**GIVEN EXERCISE:**
Leave out the pictures and repeat every record exactly.

(Some records)

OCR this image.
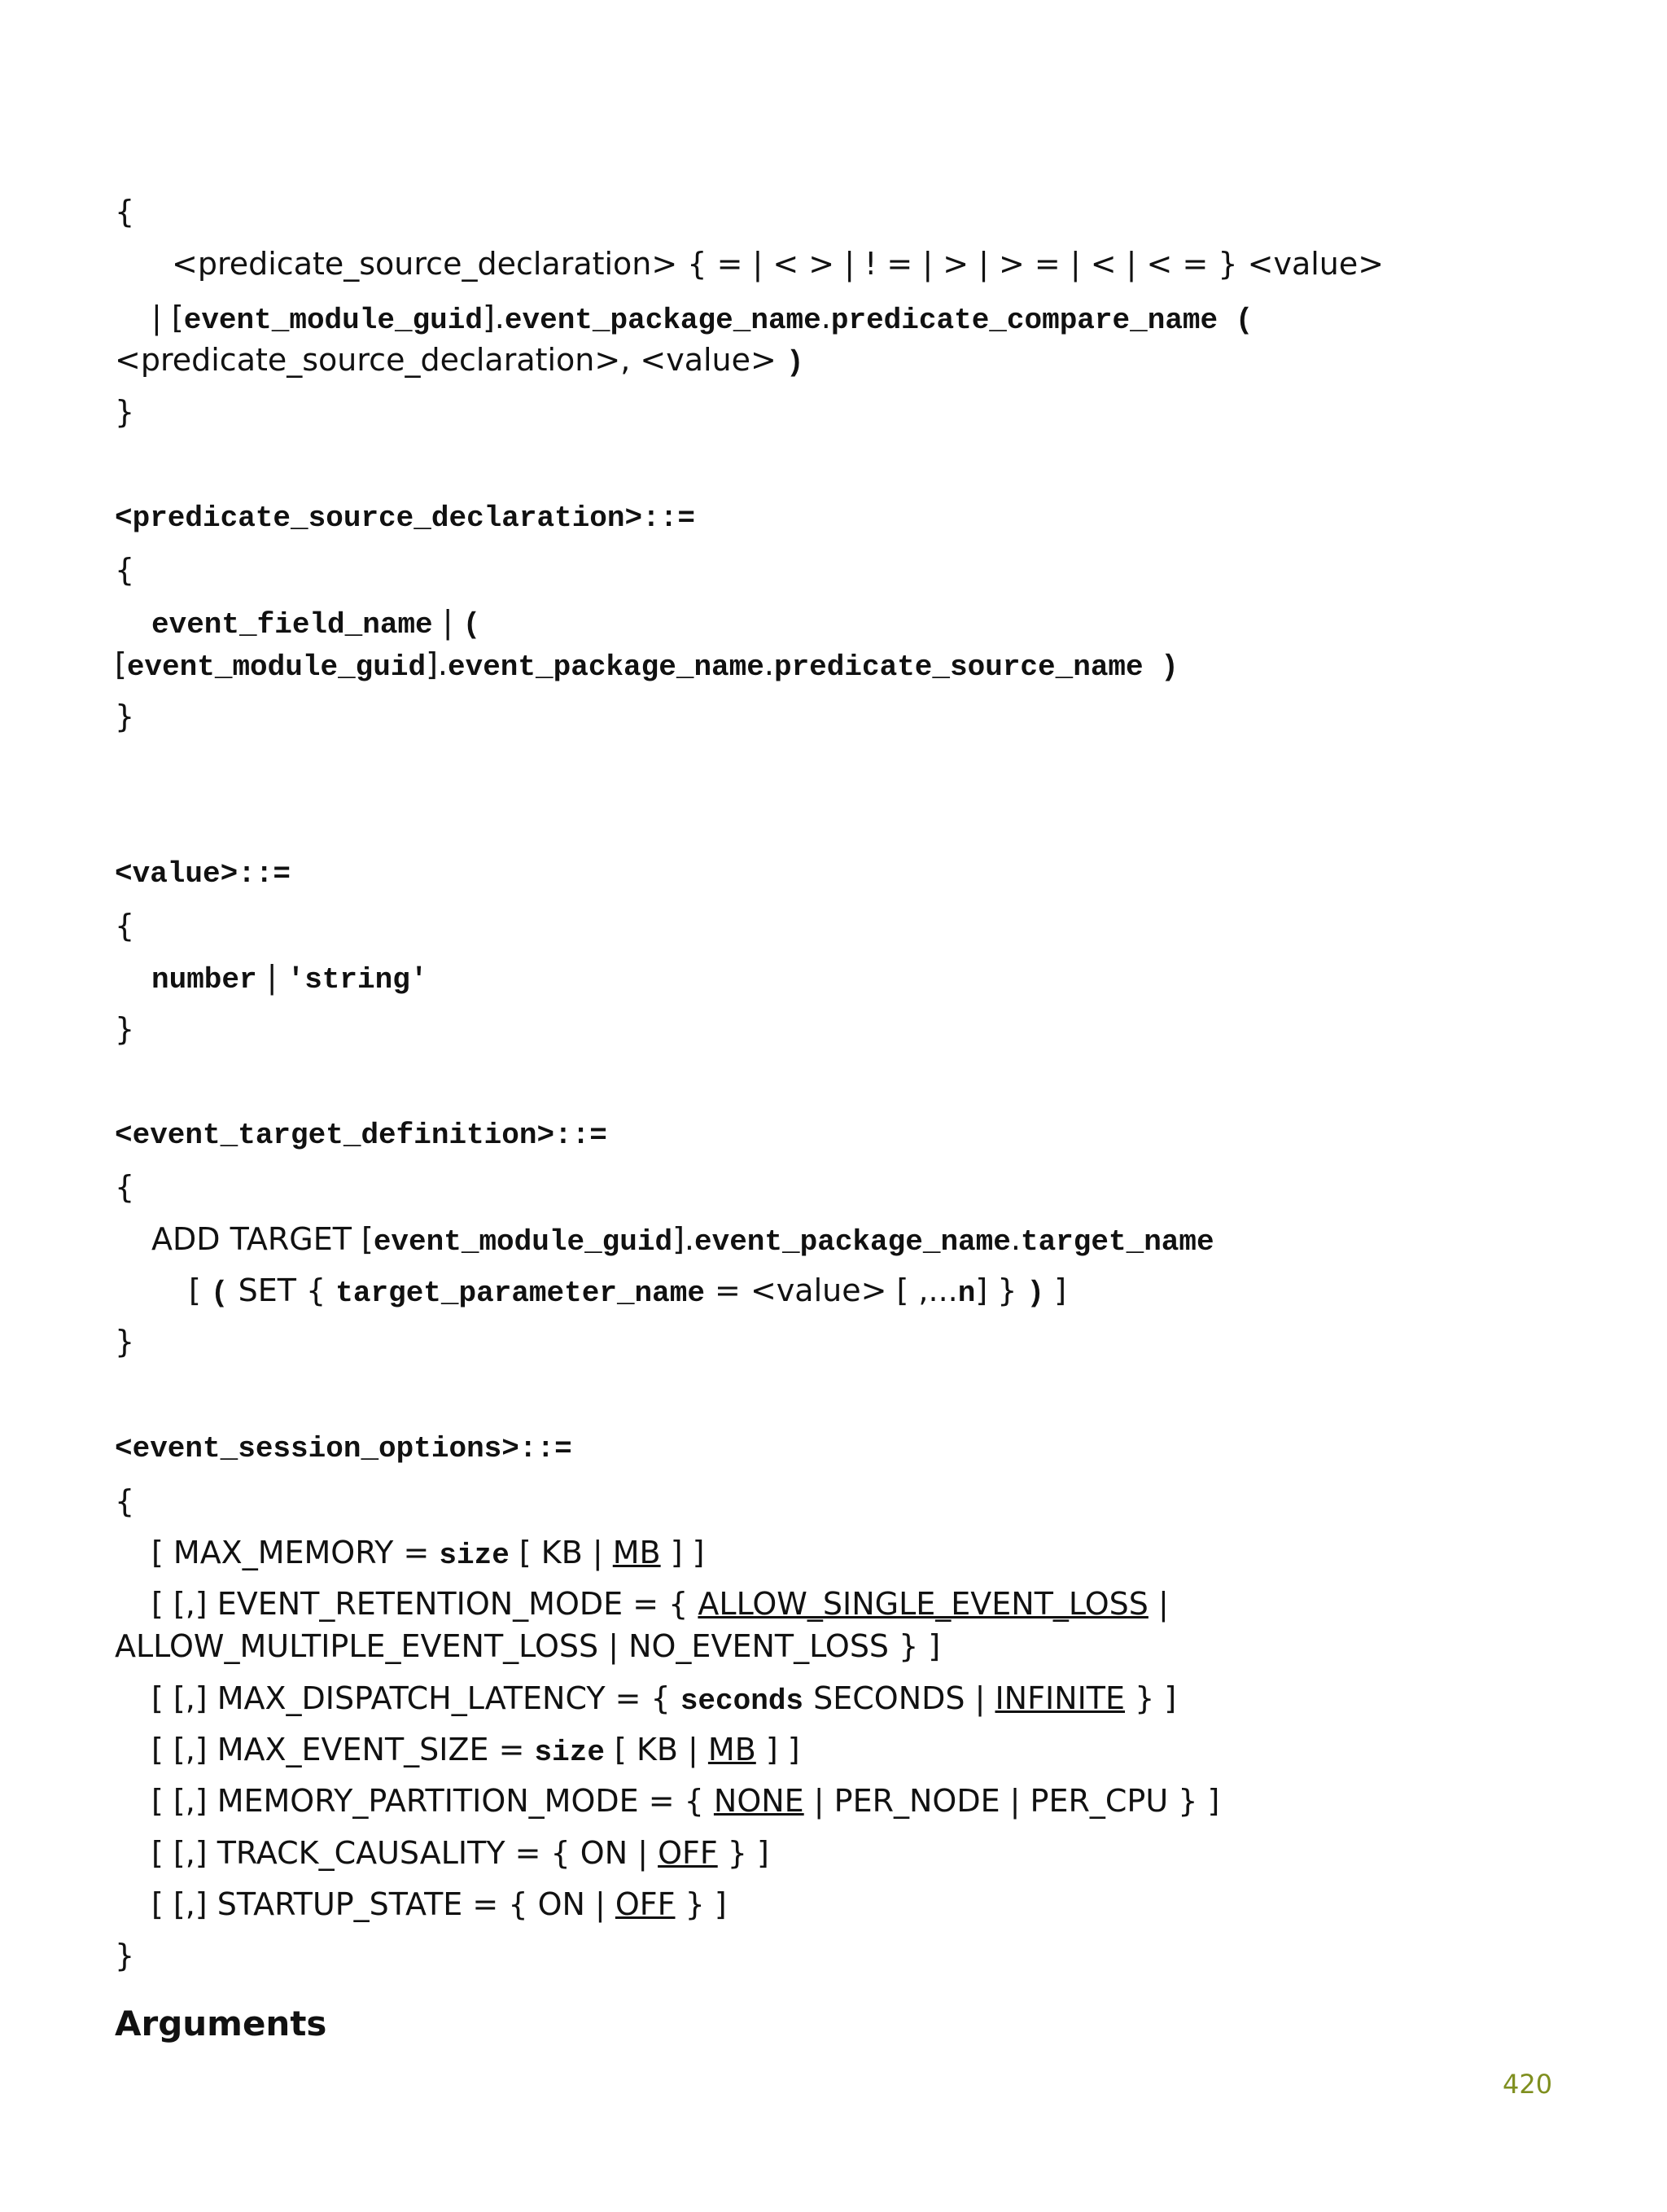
{
<predicate_source_declaration> { = | < > | ! = | > | > = | < | < = } <value>
| [event_module_guid].event_package_name.predicate_compare_name (
<predicate_source_declaration>, <value> )
}
<predicate_source_declaration>::=
{
event_field_name | (
[event_module_guid].event_package_name.predicate_source_name )
}
<value>::=
{
number | 'string'
}
<event_target_definition>::=
{
ADD TARGET [event_module_guid].event_package_name.target_name
[ ( SET { target_parameter_name = <value> [ ,...n] } ) ]
}
<event_session_options>::=
{
[ MAX_MEMORY = size [ KB | MB ] ]
[ [,] EVENT_RETENTION_MODE = { ALLOW_SINGLE_EVENT_LOSS |
ALLOW_MULTIPLE_EVENT_LOSS | NO_EVENT_LOSS } ]
[ [,] MAX_DISPATCH_LATENCY = { seconds SECONDS | INFINITE } ]
[ [,] MAX_EVENT_SIZE = size [ KB | MB ] ]
[ [,] MEMORY_PARTITION_MODE = { NONE | PER_NODE | PER_CPU } ]
[ [,] TRACK_CAUSALITY = { ON | OFF } ]
[ [,] STARTUP_STATE = { ON | OFF } ]
}
Arguments
420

**RESPONSE FOR THIS EXERCISE:**
OCR this image.
{
<predicate_source_declaration> { = | < > | ! = | > | > = | < | < = } <value>
| [event_module_guid].event_package_name.predicate_compare_name (
<predicate_source_declaration>, <value> )
}
<predicate_source_declaration>::=
{
event_field_name | (
[event_module_guid].event_package_name.predicate_source_name )
}
<value>::=
{
number | 'string'
}
<event_target_definition>::=
{
ADD TARGET [event_module_guid].event_package_name.target_name
[ ( SET { target_parameter_name = <value> [ ,...n] } ) ]
}
<event_session_options>::=
{
[ MAX_MEMORY = size [ KB | MB ] ]
[ [,] EVENT_RETENTION_MODE = { ALLOW_SINGLE_EVENT_LOSS |
ALLOW_MULTIPLE_EVENT_LOSS | NO_EVENT_LOSS } ]
[ [,] MAX_DISPATCH_LATENCY = { seconds SECONDS | INFINITE } ]
[ [,] MAX_EVENT_SIZE = size [ KB | MB ] ]
[ [,] MEMORY_PARTITION_MODE = { NONE | PER_NODE | PER_CPU } ]
[ [,] TRACK_CAUSALITY = { ON | OFF } ]
[ [,] STARTUP_STATE = { ON | OFF } ]
}
Arguments
420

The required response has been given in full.